● **AIM**
From the line that contains "Give me the" to the last line of the data below, transcribe every line exactly. Do not include the pictures.

[A block of data]
*****

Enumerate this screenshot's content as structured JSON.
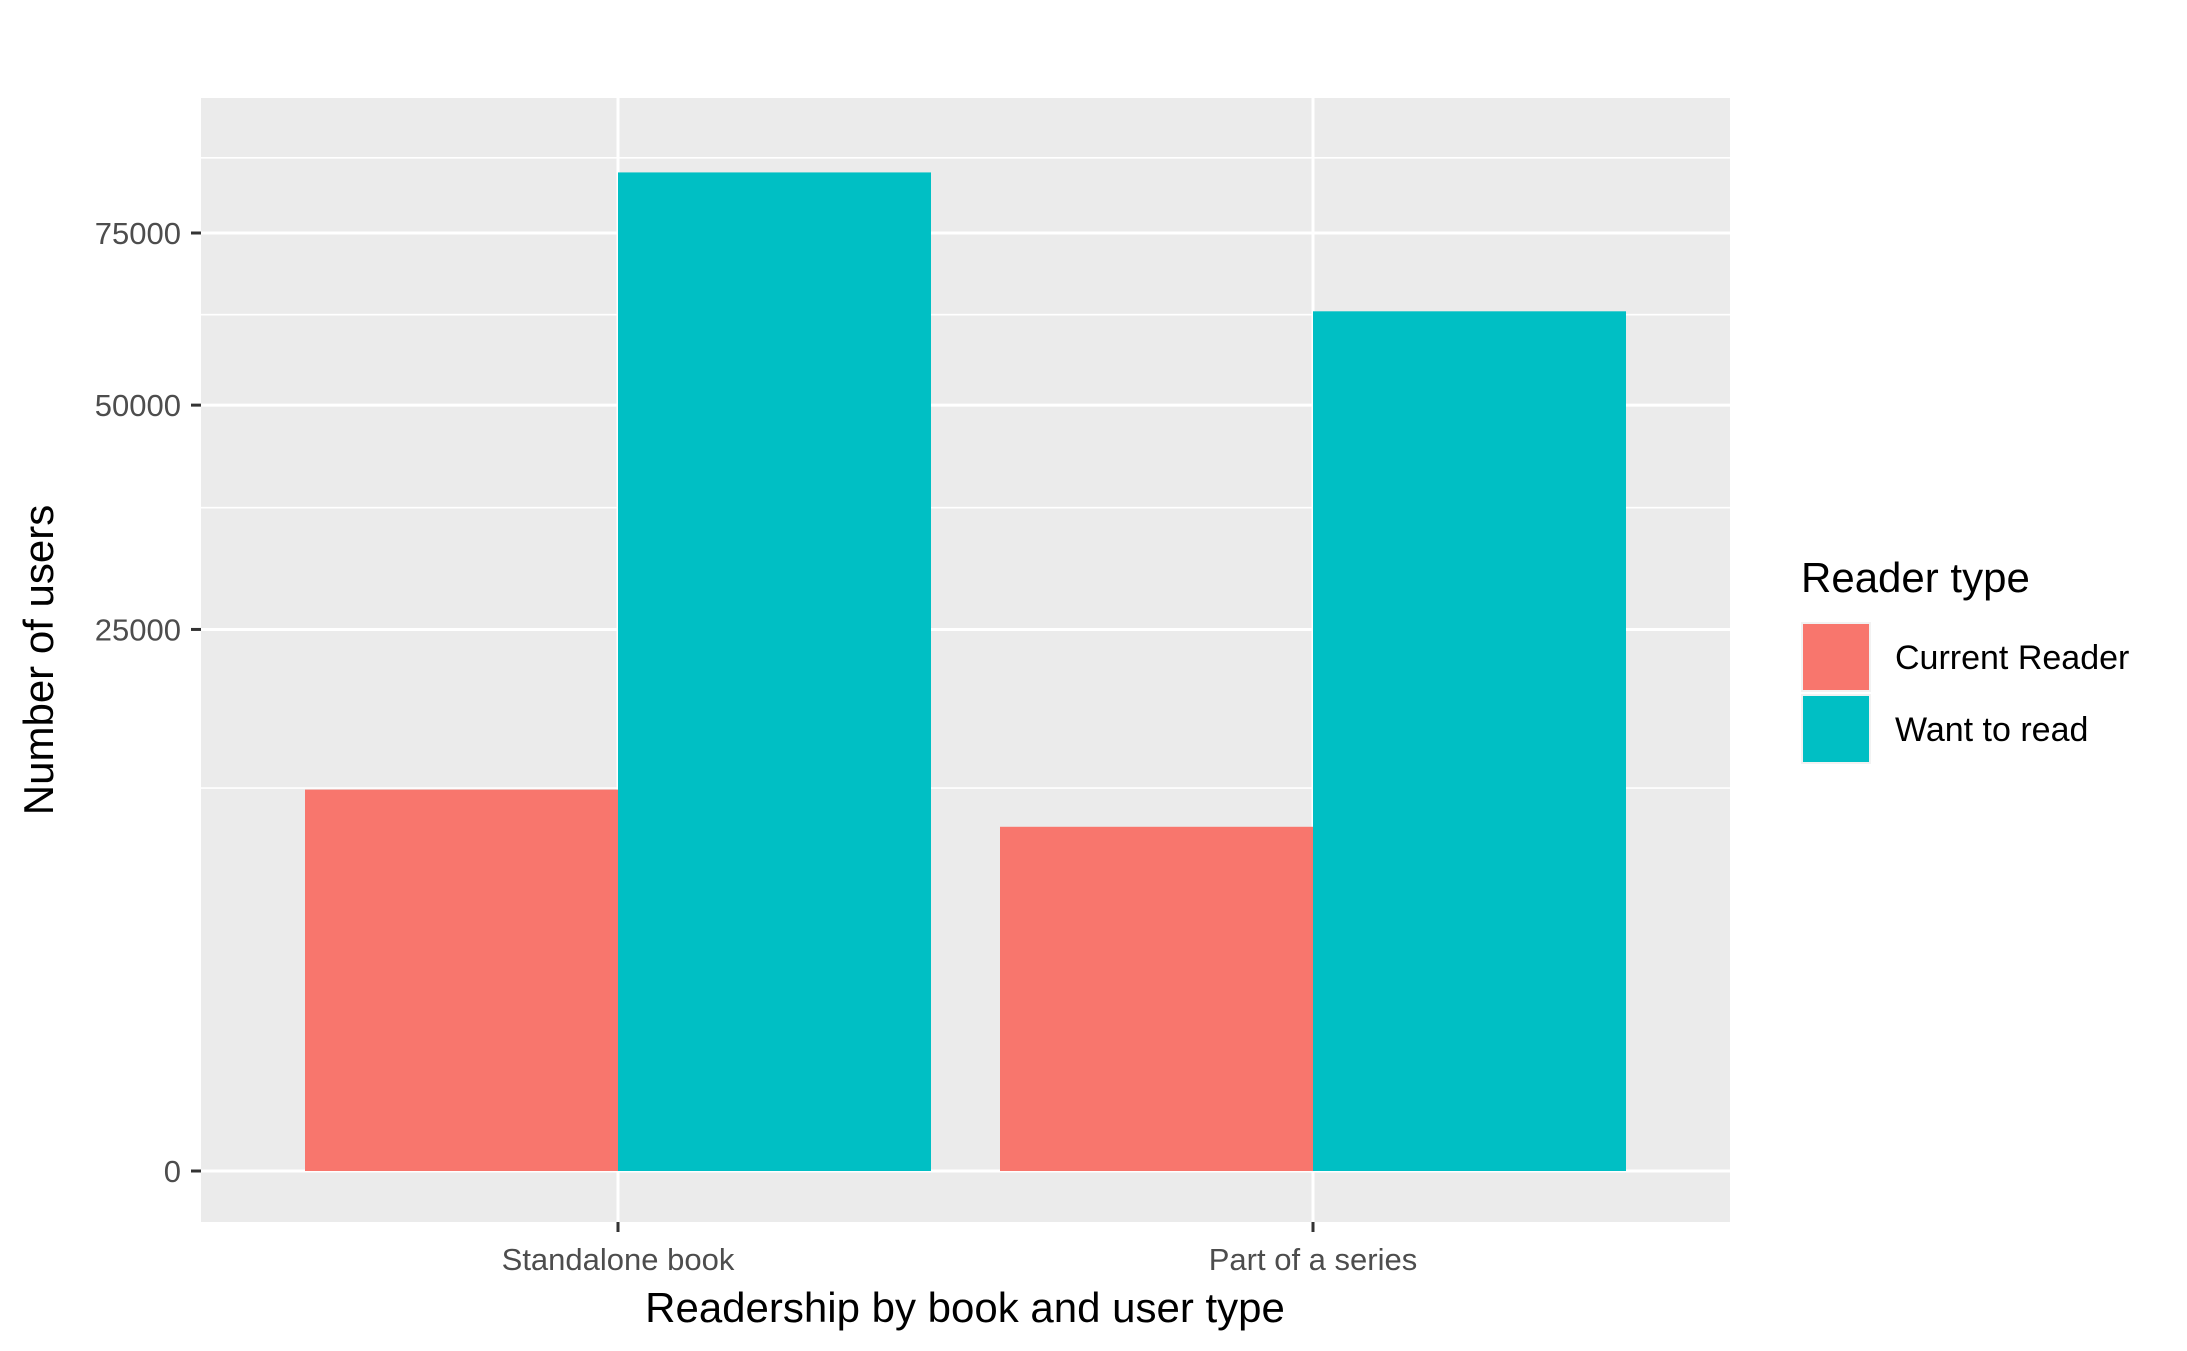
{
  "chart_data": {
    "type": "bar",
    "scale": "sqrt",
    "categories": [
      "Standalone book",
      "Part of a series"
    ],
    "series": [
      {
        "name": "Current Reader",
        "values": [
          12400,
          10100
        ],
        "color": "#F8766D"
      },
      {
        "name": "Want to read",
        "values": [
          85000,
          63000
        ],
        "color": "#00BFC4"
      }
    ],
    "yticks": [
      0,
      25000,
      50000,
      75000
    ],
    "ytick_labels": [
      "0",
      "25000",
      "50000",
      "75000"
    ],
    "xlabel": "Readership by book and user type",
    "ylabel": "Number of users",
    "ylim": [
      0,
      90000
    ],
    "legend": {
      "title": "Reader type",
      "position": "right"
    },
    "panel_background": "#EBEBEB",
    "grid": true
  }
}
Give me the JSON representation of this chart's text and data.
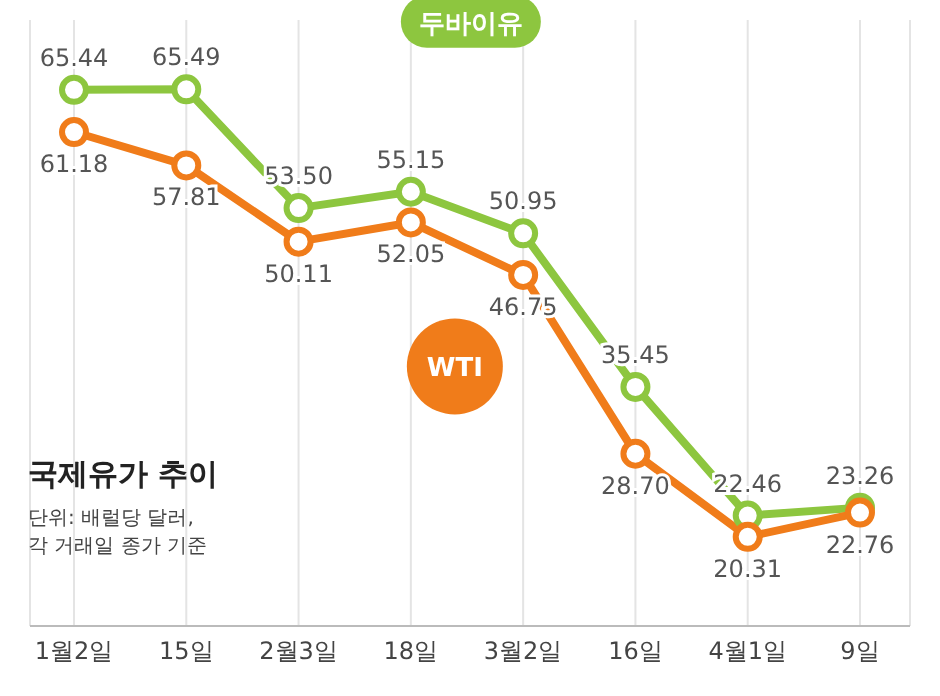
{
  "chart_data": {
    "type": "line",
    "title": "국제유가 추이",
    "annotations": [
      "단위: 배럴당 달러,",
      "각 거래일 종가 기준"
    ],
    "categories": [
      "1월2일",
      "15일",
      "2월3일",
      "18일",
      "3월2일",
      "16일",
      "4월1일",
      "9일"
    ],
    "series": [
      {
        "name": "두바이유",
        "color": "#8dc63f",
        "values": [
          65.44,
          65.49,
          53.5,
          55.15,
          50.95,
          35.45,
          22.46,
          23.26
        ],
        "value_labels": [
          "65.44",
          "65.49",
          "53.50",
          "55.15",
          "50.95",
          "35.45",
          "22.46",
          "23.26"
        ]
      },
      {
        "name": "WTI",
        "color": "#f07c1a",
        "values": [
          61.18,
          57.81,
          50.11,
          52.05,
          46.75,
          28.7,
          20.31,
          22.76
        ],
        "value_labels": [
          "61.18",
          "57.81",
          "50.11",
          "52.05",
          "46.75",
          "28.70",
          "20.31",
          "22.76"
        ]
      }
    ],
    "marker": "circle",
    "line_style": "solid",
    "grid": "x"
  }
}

*****

● **ANSWER TO THE EXERCISE**
Give me the JSON representation of this chart's text and data.
{
  "chart_data": {
    "type": "line",
    "title": "국제유가 추이",
    "annotations": [
      "단위: 배럴당 달러,",
      "각 거래일 종가 기준"
    ],
    "categories": [
      "1월2일",
      "15일",
      "2월3일",
      "18일",
      "3월2일",
      "16일",
      "4월1일",
      "9일"
    ],
    "series": [
      {
        "name": "두바이유",
        "color": "#8dc63f",
        "values": [
          65.44,
          65.49,
          53.5,
          55.15,
          50.95,
          35.45,
          22.46,
          23.26
        ],
        "value_labels": [
          "65.44",
          "65.49",
          "53.50",
          "55.15",
          "50.95",
          "35.45",
          "22.46",
          "23.26"
        ]
      },
      {
        "name": "WTI",
        "color": "#f07c1a",
        "values": [
          61.18,
          57.81,
          50.11,
          52.05,
          46.75,
          28.7,
          20.31,
          22.76
        ],
        "value_labels": [
          "61.18",
          "57.81",
          "50.11",
          "52.05",
          "46.75",
          "28.70",
          "20.31",
          "22.76"
        ]
      }
    ],
    "marker": "circle",
    "line_style": "solid",
    "grid": "x"
  }
}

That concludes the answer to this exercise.